_DATA SUPPLIED:_

--*--

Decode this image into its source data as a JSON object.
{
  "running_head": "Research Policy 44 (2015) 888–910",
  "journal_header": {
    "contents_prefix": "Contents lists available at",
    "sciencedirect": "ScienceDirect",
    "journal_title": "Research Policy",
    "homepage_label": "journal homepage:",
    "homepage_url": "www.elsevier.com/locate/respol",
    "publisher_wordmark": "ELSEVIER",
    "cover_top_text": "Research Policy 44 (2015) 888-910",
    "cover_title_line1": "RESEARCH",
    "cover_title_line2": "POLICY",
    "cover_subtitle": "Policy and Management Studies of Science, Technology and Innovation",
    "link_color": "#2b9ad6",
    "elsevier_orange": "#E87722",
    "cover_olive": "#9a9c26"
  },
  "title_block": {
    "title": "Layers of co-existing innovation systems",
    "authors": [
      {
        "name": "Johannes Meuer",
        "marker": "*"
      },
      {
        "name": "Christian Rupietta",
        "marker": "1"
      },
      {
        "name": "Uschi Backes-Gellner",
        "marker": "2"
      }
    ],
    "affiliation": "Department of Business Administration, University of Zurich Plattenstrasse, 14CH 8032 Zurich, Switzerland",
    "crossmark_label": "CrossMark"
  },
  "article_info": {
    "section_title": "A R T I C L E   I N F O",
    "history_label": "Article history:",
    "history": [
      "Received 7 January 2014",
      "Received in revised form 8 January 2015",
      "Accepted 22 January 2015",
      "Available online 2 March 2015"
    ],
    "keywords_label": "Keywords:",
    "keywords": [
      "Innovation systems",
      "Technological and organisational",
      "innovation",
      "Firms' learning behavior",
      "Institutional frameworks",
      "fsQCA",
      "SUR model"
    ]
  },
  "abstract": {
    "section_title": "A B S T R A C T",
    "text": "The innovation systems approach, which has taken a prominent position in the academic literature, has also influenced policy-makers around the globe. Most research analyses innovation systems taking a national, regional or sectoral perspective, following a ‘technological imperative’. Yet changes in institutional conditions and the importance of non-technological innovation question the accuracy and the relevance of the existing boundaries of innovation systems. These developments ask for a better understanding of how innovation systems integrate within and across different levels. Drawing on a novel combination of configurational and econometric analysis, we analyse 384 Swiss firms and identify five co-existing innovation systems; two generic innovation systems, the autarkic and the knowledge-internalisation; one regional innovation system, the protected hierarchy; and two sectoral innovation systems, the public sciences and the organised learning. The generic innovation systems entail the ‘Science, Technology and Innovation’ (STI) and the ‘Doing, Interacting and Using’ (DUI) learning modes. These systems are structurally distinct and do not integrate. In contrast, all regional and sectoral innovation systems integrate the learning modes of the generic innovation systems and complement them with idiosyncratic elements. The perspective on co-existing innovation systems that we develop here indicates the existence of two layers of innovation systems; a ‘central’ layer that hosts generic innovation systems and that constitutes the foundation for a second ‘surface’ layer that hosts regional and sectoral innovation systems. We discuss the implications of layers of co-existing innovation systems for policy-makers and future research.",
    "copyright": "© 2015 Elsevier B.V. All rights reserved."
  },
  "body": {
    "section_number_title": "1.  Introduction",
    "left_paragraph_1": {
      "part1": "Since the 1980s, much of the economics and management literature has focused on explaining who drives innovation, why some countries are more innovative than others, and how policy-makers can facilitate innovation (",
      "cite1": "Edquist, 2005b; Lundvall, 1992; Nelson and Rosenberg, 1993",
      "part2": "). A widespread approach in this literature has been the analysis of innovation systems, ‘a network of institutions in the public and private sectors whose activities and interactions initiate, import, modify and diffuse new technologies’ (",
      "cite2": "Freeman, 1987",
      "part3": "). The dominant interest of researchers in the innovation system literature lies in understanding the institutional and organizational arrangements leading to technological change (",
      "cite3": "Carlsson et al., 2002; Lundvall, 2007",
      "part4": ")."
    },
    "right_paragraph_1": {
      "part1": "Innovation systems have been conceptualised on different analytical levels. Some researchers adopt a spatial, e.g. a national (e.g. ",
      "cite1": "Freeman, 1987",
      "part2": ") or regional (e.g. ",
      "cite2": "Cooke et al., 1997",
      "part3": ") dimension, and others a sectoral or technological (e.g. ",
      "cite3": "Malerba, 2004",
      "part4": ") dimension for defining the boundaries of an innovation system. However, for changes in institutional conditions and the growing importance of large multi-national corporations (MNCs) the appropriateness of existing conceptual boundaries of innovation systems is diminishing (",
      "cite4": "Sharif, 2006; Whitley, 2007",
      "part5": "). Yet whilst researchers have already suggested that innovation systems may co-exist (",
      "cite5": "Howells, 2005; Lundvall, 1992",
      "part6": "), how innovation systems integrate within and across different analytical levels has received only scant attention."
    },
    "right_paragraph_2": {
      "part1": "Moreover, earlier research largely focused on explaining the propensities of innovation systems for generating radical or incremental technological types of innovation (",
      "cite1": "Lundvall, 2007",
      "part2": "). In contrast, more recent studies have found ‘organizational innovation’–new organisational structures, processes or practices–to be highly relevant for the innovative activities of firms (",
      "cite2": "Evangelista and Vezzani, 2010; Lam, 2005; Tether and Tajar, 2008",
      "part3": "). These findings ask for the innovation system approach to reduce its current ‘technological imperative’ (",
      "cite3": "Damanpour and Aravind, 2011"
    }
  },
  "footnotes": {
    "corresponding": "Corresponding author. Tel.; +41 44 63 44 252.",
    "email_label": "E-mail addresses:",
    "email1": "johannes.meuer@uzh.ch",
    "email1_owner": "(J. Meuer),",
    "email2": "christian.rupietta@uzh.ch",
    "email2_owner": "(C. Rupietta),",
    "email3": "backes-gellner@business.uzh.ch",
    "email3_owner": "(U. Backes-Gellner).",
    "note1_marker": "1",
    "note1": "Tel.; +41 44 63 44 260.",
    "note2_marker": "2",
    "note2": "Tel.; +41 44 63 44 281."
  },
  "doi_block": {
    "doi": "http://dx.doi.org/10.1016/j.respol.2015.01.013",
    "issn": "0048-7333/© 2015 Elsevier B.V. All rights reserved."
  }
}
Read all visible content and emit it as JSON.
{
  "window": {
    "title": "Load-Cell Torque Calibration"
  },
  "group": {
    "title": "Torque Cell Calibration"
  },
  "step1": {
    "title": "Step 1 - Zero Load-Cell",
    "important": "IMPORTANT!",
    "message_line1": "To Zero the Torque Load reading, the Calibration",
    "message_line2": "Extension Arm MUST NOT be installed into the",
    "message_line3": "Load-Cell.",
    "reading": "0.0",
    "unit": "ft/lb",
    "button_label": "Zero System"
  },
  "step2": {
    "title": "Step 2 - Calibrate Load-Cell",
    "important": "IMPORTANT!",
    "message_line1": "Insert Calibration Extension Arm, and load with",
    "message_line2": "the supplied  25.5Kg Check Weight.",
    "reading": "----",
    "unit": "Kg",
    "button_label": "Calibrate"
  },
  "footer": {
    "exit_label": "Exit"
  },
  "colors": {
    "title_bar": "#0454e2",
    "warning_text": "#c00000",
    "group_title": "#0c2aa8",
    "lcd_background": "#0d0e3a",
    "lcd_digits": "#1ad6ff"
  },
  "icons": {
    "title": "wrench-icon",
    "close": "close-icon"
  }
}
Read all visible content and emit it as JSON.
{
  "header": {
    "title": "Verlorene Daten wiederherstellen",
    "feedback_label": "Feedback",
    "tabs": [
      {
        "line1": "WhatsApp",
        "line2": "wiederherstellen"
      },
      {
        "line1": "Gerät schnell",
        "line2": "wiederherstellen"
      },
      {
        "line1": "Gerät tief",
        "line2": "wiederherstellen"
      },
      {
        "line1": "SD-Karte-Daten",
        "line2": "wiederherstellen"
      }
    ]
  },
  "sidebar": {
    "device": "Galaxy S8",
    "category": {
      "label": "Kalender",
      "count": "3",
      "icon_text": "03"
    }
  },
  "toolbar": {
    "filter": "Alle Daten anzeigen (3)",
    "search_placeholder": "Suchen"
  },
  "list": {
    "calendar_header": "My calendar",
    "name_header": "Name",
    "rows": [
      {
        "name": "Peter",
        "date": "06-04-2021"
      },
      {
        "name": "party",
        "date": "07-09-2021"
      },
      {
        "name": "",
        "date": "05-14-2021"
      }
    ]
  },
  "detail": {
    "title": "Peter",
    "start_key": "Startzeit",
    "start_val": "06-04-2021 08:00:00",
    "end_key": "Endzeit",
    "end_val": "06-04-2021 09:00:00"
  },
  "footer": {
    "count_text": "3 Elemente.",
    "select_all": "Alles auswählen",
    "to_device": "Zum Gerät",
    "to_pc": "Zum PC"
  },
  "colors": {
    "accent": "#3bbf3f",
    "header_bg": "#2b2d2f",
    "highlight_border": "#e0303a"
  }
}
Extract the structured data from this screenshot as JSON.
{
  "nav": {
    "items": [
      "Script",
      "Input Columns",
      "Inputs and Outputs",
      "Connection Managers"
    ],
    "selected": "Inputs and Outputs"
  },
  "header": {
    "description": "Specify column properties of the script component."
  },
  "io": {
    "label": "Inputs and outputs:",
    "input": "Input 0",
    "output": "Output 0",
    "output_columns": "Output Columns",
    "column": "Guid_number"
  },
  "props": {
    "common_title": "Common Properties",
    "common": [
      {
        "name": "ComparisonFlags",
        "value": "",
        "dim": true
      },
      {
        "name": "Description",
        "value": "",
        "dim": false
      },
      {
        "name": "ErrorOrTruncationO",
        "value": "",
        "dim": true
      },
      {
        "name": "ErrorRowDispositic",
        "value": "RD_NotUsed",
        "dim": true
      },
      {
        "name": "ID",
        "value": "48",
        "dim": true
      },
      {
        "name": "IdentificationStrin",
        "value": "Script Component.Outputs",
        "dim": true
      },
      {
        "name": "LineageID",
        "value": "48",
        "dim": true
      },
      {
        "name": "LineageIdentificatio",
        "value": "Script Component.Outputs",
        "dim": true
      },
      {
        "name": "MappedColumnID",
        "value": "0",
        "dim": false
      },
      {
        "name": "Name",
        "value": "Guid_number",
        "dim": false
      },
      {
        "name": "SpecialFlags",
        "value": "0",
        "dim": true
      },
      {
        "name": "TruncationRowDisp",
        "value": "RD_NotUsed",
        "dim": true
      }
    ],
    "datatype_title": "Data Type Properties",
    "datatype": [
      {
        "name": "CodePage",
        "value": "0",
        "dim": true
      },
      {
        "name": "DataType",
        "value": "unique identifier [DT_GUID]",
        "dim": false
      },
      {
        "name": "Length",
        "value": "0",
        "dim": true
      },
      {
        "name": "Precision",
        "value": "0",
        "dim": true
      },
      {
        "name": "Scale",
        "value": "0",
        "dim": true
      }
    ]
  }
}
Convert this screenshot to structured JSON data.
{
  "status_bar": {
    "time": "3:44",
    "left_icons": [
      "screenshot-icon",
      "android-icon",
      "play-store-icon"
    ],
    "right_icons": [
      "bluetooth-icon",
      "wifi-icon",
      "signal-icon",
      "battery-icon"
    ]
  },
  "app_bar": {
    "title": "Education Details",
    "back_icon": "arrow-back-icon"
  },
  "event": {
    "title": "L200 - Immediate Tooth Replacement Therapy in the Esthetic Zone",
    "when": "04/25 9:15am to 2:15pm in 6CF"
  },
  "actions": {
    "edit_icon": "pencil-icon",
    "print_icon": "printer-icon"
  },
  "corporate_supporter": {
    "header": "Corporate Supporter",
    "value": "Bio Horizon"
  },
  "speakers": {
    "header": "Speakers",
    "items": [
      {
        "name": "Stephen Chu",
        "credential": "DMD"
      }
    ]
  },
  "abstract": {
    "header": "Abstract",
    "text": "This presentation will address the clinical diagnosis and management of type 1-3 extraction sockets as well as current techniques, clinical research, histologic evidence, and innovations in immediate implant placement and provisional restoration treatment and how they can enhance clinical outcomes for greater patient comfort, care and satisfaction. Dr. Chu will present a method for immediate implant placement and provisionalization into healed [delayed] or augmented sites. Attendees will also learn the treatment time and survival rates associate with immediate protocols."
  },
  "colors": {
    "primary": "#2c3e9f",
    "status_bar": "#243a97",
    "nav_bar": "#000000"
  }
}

--*--

_EXERCISE OBJECTIVE:_ Point out every line holding the string "reading" and copy it.

_CORRECT RESPONSE:_
    "message_line1": "To Zero the Torque Load reading, the Calibration",
    "reading": "0.0",
    "reading": "----",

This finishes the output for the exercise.